■ Goal: Output the data exactly, with every line intact.

─── Record list

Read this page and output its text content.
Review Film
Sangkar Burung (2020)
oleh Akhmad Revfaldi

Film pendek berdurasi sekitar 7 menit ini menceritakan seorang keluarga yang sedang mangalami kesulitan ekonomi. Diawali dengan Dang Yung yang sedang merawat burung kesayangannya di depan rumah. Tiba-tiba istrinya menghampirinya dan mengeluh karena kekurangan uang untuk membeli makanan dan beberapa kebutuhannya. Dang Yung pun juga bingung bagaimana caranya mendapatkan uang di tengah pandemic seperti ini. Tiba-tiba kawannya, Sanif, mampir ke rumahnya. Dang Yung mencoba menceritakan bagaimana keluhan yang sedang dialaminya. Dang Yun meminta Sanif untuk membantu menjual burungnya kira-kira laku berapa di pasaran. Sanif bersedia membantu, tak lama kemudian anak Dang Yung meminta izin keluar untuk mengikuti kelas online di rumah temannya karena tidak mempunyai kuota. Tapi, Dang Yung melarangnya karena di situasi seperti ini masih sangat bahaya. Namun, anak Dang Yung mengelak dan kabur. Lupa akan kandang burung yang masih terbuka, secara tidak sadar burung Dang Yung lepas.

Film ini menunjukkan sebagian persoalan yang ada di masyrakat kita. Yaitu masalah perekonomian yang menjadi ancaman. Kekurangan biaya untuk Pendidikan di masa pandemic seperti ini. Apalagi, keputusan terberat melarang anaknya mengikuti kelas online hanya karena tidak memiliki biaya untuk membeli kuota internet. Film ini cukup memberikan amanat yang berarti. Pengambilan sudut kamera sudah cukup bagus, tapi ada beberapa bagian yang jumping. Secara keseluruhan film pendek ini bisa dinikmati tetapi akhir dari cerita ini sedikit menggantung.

──────

■ Output for this exercise:
Read this page and output its text content.
Review Film
Sangkar Burung (2020)
oleh Akhmad Revfaldi

Film pendek berdurasi sekitar 7 menit ini menceritakan seorang keluarga yang sedang mangalami kesulitan ekonomi. Diawali dengan Dang Yung yang sedang merawat burung kesayangannya di depan rumah. Tiba-tiba istrinya menghampirinya dan mengeluh karena kekurangan uang untuk membeli makanan dan beberapa kebutuhannya. Dang Yung pun juga bingung bagaimana caranya mendapatkan uang di tengah pandemic seperti ini. Tiba-tiba kawannya, Sanif, mampir ke rumahnya. Dang Yung mencoba menceritakan bagaimana keluhan yang sedang dialaminya. Dang Yun meminta Sanif untuk membantu menjual burungnya kira-kira laku berapa di pasaran. Sanif bersedia membantu, tak lama kemudian anak Dang Yung meminta izin keluar untuk mengikuti kelas online di rumah temannya karena tidak mempunyai kuota. Tapi, Dang Yung melarangnya karena di situasi seperti ini masih sangat bahaya. Namun, anak Dang Yung mengelak dan kabur. Lupa akan kandang burung yang masih terbuka, secara tidak sadar burung Dang Yung lepas.

Film ini menunjukkan sebagian persoalan yang ada di masyrakat kita. Yaitu masalah perekonomian yang menjadi ancaman. Kekurangan biaya untuk Pendidikan di masa pandemic seperti ini. Apalagi, keputusan terberat melarang anaknya mengikuti kelas online hanya karena tidak memiliki biaya untuk membeli kuota internet. Film ini cukup memberikan amanat yang berarti. Pengambilan sudut kamera sudah cukup bagus, tapi ada beberapa bagian yang jumping. Secara keseluruhan film pendek ini bisa dinikmati tetapi akhir dari cerita ini sedikit menggantung.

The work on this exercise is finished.